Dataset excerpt
━━━━━━━━━━━━━━━━

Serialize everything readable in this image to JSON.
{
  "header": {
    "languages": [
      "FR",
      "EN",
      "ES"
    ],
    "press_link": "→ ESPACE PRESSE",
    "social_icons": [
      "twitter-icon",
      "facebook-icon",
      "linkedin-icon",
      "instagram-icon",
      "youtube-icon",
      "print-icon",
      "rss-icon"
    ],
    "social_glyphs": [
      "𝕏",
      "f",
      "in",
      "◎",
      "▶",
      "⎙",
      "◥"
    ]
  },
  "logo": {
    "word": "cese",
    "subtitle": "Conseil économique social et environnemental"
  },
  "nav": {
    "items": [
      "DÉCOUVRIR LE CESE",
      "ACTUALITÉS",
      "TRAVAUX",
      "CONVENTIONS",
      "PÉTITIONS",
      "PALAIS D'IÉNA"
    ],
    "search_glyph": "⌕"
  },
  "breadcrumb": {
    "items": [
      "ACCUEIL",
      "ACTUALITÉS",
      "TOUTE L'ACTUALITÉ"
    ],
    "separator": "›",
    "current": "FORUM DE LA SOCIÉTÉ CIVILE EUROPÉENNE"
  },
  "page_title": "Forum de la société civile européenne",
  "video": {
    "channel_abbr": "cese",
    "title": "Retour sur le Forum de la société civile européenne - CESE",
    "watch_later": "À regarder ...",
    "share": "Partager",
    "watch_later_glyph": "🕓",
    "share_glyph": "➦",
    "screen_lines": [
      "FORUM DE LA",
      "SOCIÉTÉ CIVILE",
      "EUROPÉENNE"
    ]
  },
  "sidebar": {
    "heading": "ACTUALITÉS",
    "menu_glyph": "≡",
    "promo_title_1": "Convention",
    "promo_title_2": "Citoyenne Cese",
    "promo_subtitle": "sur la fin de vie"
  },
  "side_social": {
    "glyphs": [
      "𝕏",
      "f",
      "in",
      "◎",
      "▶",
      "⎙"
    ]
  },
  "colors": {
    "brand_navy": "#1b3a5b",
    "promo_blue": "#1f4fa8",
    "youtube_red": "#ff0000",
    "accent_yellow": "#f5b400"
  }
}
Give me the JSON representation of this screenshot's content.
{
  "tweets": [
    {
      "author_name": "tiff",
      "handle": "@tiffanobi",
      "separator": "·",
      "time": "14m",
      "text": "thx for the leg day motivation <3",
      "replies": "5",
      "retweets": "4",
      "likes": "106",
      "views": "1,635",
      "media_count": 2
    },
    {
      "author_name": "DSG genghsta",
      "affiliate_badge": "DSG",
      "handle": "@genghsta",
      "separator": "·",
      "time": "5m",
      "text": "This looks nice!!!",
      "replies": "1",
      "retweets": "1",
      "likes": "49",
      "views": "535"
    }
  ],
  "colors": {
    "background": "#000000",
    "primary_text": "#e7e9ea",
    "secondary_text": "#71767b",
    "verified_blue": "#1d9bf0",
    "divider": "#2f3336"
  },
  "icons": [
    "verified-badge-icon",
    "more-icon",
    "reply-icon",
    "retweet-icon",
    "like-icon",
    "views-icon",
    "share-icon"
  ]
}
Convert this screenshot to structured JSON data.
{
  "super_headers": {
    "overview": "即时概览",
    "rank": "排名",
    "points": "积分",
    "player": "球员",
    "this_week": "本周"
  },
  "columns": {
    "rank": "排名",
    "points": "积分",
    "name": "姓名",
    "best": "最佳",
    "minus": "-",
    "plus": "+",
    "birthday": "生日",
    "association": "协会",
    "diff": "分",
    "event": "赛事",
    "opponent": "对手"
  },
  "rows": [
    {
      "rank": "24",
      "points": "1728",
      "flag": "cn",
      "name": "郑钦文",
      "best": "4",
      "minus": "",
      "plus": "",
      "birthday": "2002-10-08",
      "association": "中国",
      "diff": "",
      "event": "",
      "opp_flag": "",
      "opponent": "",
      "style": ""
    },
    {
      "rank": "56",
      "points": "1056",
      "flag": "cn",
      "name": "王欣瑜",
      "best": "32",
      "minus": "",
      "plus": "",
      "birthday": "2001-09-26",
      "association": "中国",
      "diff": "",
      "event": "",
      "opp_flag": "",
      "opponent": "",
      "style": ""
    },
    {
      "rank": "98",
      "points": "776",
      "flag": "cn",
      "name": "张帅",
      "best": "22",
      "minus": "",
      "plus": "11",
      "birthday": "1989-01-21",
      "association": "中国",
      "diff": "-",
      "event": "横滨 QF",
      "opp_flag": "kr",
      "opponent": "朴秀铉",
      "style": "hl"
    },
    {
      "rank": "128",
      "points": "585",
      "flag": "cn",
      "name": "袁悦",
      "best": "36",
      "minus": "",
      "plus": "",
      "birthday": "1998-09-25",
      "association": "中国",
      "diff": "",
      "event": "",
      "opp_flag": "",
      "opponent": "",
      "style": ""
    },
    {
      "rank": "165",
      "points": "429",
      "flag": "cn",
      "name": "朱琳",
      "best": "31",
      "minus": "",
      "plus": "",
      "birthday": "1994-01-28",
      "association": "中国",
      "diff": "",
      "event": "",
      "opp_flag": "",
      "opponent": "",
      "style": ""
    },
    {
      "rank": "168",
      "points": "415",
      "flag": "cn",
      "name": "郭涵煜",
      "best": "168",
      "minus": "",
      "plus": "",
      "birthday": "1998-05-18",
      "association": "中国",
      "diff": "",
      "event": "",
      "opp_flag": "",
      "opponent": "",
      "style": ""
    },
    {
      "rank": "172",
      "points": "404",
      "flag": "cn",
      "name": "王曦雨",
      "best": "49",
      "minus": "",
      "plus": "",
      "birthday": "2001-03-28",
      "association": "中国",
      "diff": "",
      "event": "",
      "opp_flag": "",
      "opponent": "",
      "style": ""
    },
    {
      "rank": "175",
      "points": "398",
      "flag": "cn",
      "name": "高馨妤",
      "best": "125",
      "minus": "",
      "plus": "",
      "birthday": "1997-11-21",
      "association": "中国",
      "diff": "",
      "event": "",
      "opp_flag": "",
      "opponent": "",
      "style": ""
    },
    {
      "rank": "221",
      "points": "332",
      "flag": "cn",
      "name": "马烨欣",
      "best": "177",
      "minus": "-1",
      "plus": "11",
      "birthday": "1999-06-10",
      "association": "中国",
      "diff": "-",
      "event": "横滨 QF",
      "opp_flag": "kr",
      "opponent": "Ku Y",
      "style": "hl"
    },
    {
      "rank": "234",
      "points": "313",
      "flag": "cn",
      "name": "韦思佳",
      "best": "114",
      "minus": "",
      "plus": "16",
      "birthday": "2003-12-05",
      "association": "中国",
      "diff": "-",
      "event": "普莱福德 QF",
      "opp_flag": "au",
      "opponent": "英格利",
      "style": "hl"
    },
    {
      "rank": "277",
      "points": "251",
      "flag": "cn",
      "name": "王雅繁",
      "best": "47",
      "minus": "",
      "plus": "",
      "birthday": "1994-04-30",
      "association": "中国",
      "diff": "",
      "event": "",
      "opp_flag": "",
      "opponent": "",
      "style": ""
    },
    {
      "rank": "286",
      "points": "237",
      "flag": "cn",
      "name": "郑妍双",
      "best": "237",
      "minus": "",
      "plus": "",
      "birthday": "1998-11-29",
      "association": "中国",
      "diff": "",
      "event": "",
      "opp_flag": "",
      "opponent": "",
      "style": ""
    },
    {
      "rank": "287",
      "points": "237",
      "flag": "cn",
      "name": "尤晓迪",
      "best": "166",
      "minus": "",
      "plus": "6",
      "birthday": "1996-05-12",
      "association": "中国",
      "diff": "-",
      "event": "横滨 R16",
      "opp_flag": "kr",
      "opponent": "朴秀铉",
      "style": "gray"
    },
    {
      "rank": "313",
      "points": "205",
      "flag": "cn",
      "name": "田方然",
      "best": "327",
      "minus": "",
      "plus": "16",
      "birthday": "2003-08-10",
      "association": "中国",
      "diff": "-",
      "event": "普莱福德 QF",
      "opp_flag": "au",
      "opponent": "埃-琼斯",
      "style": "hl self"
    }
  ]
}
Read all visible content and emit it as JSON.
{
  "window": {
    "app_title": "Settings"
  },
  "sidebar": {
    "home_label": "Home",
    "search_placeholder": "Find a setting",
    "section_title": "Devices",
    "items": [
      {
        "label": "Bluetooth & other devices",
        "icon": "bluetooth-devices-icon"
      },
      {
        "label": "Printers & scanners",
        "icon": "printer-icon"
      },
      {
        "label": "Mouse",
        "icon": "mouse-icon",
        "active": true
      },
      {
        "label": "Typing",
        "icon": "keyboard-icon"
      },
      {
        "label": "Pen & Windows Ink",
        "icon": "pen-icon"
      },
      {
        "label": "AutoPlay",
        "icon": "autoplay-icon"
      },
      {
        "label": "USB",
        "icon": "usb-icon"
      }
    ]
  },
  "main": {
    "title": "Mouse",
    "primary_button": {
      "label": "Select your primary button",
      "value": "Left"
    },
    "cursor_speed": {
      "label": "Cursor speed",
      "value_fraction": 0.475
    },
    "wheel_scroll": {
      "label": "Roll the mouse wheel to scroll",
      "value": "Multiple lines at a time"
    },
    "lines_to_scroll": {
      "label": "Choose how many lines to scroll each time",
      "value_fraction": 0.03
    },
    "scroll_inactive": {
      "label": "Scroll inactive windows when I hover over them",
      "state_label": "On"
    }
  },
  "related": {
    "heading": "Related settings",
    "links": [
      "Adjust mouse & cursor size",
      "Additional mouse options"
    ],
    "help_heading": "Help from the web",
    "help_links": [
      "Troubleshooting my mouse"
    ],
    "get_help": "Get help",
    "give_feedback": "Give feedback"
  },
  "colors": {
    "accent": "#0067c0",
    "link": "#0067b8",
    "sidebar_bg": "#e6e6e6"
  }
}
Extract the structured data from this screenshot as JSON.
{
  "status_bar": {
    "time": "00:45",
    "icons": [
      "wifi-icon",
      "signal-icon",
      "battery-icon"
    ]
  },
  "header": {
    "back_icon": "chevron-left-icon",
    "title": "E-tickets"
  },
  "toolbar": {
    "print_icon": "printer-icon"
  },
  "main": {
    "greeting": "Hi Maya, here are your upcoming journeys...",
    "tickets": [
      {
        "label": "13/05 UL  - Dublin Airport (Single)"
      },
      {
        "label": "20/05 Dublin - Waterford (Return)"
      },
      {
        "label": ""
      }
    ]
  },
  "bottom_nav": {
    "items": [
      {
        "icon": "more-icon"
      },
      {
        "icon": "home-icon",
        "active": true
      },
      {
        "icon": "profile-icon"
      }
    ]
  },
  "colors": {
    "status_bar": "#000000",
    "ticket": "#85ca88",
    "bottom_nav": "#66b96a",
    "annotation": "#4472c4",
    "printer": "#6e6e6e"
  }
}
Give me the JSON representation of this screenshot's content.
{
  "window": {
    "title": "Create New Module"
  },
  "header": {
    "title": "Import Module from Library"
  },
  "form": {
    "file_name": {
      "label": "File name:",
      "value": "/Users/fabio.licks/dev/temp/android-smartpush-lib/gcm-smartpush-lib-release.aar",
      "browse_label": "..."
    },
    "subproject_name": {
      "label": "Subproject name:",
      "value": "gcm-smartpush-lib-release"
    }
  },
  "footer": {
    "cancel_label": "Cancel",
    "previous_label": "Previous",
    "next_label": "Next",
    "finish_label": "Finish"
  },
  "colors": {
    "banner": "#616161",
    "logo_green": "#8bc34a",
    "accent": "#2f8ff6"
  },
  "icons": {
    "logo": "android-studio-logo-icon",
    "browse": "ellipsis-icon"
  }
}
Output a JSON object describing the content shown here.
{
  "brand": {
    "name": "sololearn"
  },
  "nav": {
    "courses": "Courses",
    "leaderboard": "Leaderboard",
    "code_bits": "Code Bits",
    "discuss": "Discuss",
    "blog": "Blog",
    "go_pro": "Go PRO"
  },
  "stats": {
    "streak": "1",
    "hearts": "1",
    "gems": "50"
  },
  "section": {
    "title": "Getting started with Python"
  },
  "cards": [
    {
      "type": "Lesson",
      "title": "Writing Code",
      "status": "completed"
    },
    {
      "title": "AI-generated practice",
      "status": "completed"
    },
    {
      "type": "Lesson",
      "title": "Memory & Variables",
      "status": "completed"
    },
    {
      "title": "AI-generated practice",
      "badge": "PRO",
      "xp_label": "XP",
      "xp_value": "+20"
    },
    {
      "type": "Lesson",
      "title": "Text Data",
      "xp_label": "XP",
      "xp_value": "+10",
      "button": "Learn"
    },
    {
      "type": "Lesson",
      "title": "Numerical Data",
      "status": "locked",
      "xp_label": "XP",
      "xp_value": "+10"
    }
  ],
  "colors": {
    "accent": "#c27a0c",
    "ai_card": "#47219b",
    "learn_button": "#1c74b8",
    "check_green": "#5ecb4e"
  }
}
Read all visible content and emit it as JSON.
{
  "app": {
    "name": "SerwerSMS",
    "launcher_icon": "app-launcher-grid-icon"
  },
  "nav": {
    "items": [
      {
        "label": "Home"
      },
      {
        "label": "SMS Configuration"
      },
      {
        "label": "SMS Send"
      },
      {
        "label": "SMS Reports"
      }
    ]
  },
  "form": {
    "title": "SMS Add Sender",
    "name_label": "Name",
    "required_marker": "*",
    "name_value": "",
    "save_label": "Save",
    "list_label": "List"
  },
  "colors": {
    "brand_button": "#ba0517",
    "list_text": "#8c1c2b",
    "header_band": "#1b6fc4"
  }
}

━━━━━━━━━━━━━━━━

Given exercise:
Search the records for the word "from". Copy every line that has it.

The reply:
    "help_heading": "Help from the web",
Extract the structured data from this screenshot as JSON.
    "title": "Import Module from Library"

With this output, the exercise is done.